Examine the material below. Gather every line in which the string "intet" appears.

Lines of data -
□ □ □ □ □
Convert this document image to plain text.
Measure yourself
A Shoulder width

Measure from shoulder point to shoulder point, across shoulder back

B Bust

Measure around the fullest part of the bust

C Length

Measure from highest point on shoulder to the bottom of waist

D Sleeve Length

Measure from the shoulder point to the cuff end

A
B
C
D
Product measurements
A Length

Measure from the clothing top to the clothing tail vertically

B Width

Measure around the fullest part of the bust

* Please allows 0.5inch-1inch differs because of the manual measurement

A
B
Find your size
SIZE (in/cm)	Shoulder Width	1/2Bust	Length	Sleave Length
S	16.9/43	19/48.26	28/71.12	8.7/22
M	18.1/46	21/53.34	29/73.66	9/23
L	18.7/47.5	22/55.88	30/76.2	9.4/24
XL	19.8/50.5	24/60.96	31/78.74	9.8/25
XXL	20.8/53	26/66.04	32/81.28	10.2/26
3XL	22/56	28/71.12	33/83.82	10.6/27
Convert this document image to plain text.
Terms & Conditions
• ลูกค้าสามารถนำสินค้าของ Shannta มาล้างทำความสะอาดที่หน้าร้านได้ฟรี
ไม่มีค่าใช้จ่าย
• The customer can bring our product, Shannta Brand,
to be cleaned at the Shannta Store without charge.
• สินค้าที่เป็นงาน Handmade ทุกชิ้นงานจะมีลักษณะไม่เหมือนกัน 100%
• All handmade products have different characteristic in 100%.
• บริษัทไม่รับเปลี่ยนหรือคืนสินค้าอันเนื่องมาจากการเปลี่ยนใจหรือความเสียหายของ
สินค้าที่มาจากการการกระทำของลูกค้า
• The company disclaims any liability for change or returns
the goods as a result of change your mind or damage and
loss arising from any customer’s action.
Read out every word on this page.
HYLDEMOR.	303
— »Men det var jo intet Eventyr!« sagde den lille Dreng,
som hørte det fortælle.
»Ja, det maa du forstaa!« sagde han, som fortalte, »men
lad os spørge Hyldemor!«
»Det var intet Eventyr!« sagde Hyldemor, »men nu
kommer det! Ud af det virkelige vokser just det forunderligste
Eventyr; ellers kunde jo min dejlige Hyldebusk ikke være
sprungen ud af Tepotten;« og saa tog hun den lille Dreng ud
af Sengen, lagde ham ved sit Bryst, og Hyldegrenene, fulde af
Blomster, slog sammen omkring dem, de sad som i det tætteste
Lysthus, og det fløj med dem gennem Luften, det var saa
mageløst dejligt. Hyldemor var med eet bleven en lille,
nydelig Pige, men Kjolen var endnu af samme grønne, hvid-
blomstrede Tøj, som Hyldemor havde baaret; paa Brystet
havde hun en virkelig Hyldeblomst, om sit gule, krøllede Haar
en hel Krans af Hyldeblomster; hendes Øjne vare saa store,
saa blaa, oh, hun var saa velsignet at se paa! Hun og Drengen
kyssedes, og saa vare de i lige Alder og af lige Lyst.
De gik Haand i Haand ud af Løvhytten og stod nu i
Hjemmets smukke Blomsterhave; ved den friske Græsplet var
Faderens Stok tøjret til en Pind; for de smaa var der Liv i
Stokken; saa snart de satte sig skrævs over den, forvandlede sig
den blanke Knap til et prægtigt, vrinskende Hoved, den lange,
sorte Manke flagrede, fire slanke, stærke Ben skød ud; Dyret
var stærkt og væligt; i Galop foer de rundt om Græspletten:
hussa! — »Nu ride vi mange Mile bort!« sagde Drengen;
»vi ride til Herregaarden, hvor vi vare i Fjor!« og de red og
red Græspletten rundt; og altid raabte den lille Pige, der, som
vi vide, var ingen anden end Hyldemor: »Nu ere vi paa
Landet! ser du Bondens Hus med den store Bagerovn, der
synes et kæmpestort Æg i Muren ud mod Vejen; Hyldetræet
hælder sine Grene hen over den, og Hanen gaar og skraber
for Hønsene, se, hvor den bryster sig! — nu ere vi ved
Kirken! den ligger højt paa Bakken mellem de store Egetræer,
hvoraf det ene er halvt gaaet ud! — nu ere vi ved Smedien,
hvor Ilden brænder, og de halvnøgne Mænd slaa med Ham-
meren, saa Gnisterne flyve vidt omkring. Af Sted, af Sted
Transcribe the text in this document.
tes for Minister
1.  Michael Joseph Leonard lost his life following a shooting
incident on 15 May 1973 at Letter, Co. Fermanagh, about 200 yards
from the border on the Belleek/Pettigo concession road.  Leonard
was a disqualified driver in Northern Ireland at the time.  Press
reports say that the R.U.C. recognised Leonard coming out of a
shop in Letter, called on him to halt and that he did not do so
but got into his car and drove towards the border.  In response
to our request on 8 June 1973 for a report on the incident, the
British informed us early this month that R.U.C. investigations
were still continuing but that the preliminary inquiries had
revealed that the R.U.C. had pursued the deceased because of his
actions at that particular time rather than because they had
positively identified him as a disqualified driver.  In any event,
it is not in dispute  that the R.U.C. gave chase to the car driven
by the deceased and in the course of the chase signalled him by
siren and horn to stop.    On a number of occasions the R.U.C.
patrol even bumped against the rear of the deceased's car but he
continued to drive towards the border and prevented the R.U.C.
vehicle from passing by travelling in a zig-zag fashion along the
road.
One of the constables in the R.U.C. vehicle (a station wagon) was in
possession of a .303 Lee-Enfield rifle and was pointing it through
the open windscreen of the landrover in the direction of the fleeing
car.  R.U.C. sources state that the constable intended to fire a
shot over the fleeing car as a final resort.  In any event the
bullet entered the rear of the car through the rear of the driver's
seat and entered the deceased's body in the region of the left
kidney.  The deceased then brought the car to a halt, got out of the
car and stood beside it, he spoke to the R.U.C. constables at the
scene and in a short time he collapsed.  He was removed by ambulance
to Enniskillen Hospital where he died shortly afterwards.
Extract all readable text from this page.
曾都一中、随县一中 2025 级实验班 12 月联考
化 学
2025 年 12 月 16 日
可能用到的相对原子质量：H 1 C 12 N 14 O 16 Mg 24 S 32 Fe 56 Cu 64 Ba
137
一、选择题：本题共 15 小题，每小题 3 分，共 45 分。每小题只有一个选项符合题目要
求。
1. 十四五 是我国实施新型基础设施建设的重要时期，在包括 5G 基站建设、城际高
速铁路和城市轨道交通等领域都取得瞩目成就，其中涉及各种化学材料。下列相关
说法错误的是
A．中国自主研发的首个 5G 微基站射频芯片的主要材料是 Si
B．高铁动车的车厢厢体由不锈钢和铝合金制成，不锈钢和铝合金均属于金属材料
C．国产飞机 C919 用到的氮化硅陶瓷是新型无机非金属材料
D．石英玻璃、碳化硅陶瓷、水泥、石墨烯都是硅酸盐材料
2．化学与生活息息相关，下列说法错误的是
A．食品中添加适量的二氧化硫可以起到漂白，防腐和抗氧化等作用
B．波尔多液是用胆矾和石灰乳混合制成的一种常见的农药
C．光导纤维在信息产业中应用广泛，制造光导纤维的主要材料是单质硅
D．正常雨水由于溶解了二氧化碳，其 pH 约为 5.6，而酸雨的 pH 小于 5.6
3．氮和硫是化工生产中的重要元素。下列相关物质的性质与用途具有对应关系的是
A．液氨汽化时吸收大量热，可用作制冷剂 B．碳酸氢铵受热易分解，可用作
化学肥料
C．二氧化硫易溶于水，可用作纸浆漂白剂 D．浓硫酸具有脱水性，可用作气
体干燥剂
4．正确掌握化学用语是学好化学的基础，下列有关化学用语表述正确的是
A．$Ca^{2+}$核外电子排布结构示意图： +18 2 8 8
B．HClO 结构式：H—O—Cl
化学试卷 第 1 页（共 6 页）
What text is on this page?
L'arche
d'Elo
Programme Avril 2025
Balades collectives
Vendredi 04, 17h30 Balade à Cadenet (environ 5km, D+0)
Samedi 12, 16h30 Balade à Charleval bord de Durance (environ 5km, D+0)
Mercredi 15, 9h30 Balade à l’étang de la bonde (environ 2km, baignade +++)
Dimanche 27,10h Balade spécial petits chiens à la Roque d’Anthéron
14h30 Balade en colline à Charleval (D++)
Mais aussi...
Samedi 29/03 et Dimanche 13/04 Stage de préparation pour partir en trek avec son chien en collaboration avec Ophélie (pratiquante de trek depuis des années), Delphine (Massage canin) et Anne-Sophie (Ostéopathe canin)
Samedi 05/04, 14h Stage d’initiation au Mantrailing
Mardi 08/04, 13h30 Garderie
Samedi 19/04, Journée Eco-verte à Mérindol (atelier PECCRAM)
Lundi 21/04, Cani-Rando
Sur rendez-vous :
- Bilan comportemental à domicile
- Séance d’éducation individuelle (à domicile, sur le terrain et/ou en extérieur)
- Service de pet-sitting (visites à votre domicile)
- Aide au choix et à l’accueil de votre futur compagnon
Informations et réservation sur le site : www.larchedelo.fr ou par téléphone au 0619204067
□ □ □ □ □
OUTPUT FOR THIS EXERCISE -
— »Men det var jo intet Eventyr!« sagde den lille Dreng,
»Det var intet Eventyr!« sagde Hyldemor, »men nu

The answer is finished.